> [Given data]
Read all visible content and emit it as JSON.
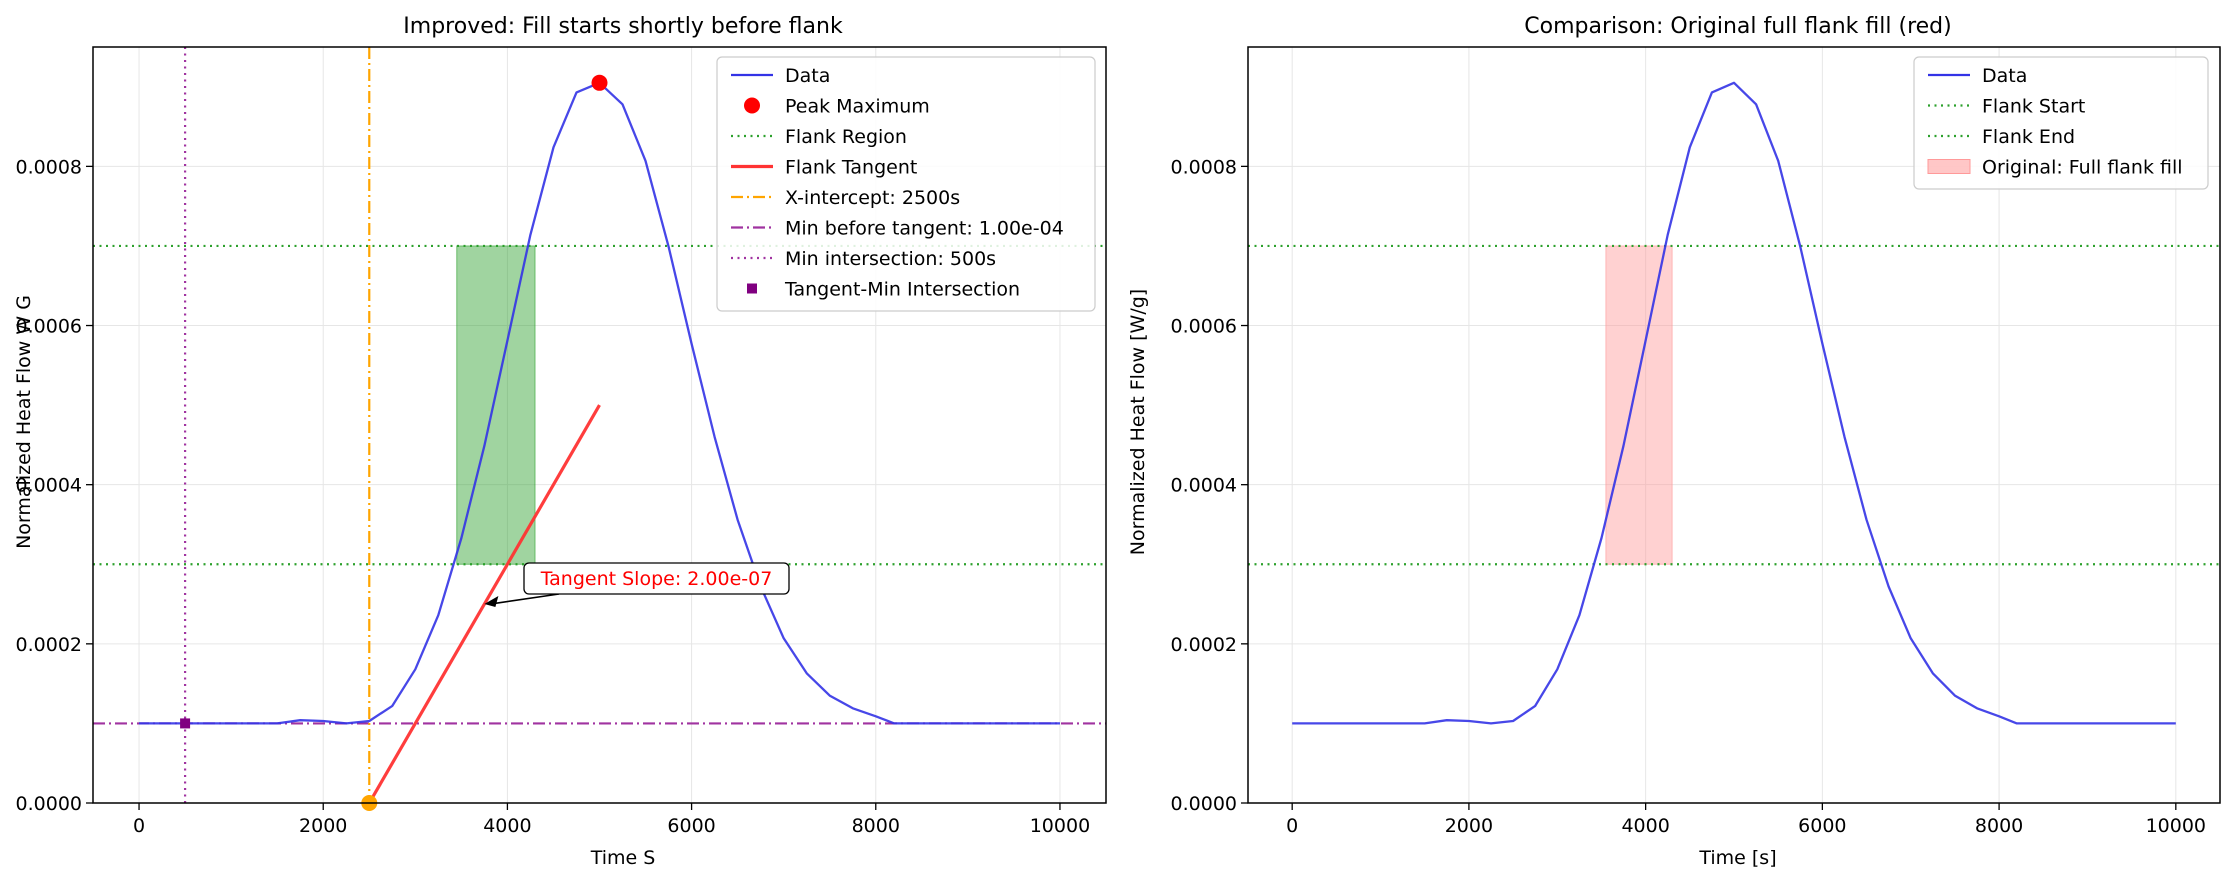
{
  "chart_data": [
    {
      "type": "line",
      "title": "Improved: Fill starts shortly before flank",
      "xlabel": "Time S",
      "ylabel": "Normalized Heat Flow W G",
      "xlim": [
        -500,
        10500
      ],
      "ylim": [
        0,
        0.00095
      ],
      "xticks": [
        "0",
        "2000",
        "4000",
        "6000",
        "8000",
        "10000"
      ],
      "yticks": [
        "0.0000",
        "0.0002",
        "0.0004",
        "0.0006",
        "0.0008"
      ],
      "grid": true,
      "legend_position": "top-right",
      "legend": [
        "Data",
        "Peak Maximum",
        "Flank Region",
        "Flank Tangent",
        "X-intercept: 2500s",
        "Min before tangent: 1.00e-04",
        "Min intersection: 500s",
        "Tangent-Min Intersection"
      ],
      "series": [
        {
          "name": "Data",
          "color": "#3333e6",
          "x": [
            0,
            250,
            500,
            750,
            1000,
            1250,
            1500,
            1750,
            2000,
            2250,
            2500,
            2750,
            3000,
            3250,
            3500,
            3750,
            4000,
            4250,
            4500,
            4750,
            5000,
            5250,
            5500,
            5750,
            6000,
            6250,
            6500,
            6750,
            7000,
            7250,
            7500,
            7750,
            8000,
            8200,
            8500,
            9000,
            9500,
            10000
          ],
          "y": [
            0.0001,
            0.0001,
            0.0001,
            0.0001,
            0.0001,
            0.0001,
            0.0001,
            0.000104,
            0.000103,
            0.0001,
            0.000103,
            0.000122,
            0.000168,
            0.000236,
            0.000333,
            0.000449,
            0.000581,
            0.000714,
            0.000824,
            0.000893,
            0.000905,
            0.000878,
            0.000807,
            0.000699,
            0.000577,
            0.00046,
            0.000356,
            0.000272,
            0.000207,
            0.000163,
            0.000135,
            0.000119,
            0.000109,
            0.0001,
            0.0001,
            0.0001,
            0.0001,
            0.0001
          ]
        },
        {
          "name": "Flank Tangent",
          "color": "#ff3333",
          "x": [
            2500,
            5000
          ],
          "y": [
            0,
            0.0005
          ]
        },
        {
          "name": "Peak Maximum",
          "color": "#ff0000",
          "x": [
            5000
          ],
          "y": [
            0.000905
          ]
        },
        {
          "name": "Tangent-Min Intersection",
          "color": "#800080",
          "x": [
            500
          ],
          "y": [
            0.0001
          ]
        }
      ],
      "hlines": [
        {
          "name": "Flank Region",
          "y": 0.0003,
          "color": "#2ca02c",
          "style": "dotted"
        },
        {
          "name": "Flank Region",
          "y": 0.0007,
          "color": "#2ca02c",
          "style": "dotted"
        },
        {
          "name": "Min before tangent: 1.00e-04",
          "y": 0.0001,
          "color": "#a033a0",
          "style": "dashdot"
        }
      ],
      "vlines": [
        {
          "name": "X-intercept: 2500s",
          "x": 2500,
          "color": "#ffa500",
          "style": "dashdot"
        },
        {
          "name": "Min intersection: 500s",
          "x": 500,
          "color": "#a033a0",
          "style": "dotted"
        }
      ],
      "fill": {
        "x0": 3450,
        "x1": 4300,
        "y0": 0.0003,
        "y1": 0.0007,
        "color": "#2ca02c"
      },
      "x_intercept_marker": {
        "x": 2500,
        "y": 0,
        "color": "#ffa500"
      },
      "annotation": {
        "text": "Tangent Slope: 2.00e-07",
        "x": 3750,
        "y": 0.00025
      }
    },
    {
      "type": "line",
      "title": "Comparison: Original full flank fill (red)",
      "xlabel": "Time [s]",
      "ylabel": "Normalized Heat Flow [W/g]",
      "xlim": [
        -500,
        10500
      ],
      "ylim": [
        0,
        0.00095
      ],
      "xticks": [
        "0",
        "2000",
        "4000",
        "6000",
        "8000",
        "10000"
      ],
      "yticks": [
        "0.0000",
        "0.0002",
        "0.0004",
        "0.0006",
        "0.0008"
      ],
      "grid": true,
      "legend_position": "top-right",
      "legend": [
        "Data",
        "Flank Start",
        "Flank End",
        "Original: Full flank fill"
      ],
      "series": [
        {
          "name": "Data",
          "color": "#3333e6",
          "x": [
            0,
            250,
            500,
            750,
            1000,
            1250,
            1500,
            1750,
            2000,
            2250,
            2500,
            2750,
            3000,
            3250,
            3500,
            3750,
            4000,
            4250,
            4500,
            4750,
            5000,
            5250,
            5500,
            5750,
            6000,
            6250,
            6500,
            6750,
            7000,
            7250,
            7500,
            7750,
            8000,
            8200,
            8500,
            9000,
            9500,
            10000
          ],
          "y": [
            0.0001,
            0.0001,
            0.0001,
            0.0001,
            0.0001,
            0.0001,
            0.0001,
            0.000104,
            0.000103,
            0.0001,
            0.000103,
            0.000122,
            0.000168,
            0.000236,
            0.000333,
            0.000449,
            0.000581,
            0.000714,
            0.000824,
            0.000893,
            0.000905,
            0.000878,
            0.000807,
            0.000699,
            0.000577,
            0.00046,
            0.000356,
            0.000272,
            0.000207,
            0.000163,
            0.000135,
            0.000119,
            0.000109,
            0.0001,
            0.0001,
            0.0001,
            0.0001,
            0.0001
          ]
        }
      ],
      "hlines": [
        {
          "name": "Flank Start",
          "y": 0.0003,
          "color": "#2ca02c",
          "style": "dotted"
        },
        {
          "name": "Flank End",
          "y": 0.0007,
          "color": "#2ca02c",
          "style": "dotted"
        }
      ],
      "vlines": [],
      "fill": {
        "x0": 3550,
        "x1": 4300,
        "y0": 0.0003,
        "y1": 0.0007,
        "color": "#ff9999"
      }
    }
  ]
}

> [The problem] Output all of the records exactly as they appear above, but not the pictures.

> [Task result]
Read all visible content and emit it as JSON.
{
  "chart_data": [
    {
      "type": "line",
      "title": "Improved: Fill starts shortly before flank",
      "xlabel": "Time S",
      "ylabel": "Normalized Heat Flow W G",
      "xlim": [
        -500,
        10500
      ],
      "ylim": [
        0,
        0.00095
      ],
      "xticks": [
        "0",
        "2000",
        "4000",
        "6000",
        "8000",
        "10000"
      ],
      "yticks": [
        "0.0000",
        "0.0002",
        "0.0004",
        "0.0006",
        "0.0008"
      ],
      "grid": true,
      "legend_position": "top-right",
      "legend": [
        "Data",
        "Peak Maximum",
        "Flank Region",
        "Flank Tangent",
        "X-intercept: 2500s",
        "Min before tangent: 1.00e-04",
        "Min intersection: 500s",
        "Tangent-Min Intersection"
      ],
      "series": [
        {
          "name": "Data",
          "color": "#3333e6",
          "x": [
            0,
            250,
            500,
            750,
            1000,
            1250,
            1500,
            1750,
            2000,
            2250,
            2500,
            2750,
            3000,
            3250,
            3500,
            3750,
            4000,
            4250,
            4500,
            4750,
            5000,
            5250,
            5500,
            5750,
            6000,
            6250,
            6500,
            6750,
            7000,
            7250,
            7500,
            7750,
            8000,
            8200,
            8500,
            9000,
            9500,
            10000
          ],
          "y": [
            0.0001,
            0.0001,
            0.0001,
            0.0001,
            0.0001,
            0.0001,
            0.0001,
            0.000104,
            0.000103,
            0.0001,
            0.000103,
            0.000122,
            0.000168,
            0.000236,
            0.000333,
            0.000449,
            0.000581,
            0.000714,
            0.000824,
            0.000893,
            0.000905,
            0.000878,
            0.000807,
            0.000699,
            0.000577,
            0.00046,
            0.000356,
            0.000272,
            0.000207,
            0.000163,
            0.000135,
            0.000119,
            0.000109,
            0.0001,
            0.0001,
            0.0001,
            0.0001,
            0.0001
          ]
        },
        {
          "name": "Flank Tangent",
          "color": "#ff3333",
          "x": [
            2500,
            5000
          ],
          "y": [
            0,
            0.0005
          ]
        },
        {
          "name": "Peak Maximum",
          "color": "#ff0000",
          "x": [
            5000
          ],
          "y": [
            0.000905
          ]
        },
        {
          "name": "Tangent-Min Intersection",
          "color": "#800080",
          "x": [
            500
          ],
          "y": [
            0.0001
          ]
        }
      ],
      "hlines": [
        {
          "name": "Flank Region",
          "y": 0.0003,
          "color": "#2ca02c",
          "style": "dotted"
        },
        {
          "name": "Flank Region",
          "y": 0.0007,
          "color": "#2ca02c",
          "style": "dotted"
        },
        {
          "name": "Min before tangent: 1.00e-04",
          "y": 0.0001,
          "color": "#a033a0",
          "style": "dashdot"
        }
      ],
      "vlines": [
        {
          "name": "X-intercept: 2500s",
          "x": 2500,
          "color": "#ffa500",
          "style": "dashdot"
        },
        {
          "name": "Min intersection: 500s",
          "x": 500,
          "color": "#a033a0",
          "style": "dotted"
        }
      ],
      "fill": {
        "x0": 3450,
        "x1": 4300,
        "y0": 0.0003,
        "y1": 0.0007,
        "color": "#2ca02c"
      },
      "x_intercept_marker": {
        "x": 2500,
        "y": 0,
        "color": "#ffa500"
      },
      "annotation": {
        "text": "Tangent Slope: 2.00e-07",
        "x": 3750,
        "y": 0.00025
      }
    },
    {
      "type": "line",
      "title": "Comparison: Original full flank fill (red)",
      "xlabel": "Time [s]",
      "ylabel": "Normalized Heat Flow [W/g]",
      "xlim": [
        -500,
        10500
      ],
      "ylim": [
        0,
        0.00095
      ],
      "xticks": [
        "0",
        "2000",
        "4000",
        "6000",
        "8000",
        "10000"
      ],
      "yticks": [
        "0.0000",
        "0.0002",
        "0.0004",
        "0.0006",
        "0.0008"
      ],
      "grid": true,
      "legend_position": "top-right",
      "legend": [
        "Data",
        "Flank Start",
        "Flank End",
        "Original: Full flank fill"
      ],
      "series": [
        {
          "name": "Data",
          "color": "#3333e6",
          "x": [
            0,
            250,
            500,
            750,
            1000,
            1250,
            1500,
            1750,
            2000,
            2250,
            2500,
            2750,
            3000,
            3250,
            3500,
            3750,
            4000,
            4250,
            4500,
            4750,
            5000,
            5250,
            5500,
            5750,
            6000,
            6250,
            6500,
            6750,
            7000,
            7250,
            7500,
            7750,
            8000,
            8200,
            8500,
            9000,
            9500,
            10000
          ],
          "y": [
            0.0001,
            0.0001,
            0.0001,
            0.0001,
            0.0001,
            0.0001,
            0.0001,
            0.000104,
            0.000103,
            0.0001,
            0.000103,
            0.000122,
            0.000168,
            0.000236,
            0.000333,
            0.000449,
            0.000581,
            0.000714,
            0.000824,
            0.000893,
            0.000905,
            0.000878,
            0.000807,
            0.000699,
            0.000577,
            0.00046,
            0.000356,
            0.000272,
            0.000207,
            0.000163,
            0.000135,
            0.000119,
            0.000109,
            0.0001,
            0.0001,
            0.0001,
            0.0001,
            0.0001
          ]
        }
      ],
      "hlines": [
        {
          "name": "Flank Start",
          "y": 0.0003,
          "color": "#2ca02c",
          "style": "dotted"
        },
        {
          "name": "Flank End",
          "y": 0.0007,
          "color": "#2ca02c",
          "style": "dotted"
        }
      ],
      "vlines": [],
      "fill": {
        "x0": 3550,
        "x1": 4300,
        "y0": 0.0003,
        "y1": 0.0007,
        "color": "#ff9999"
      }
    }
  ]
}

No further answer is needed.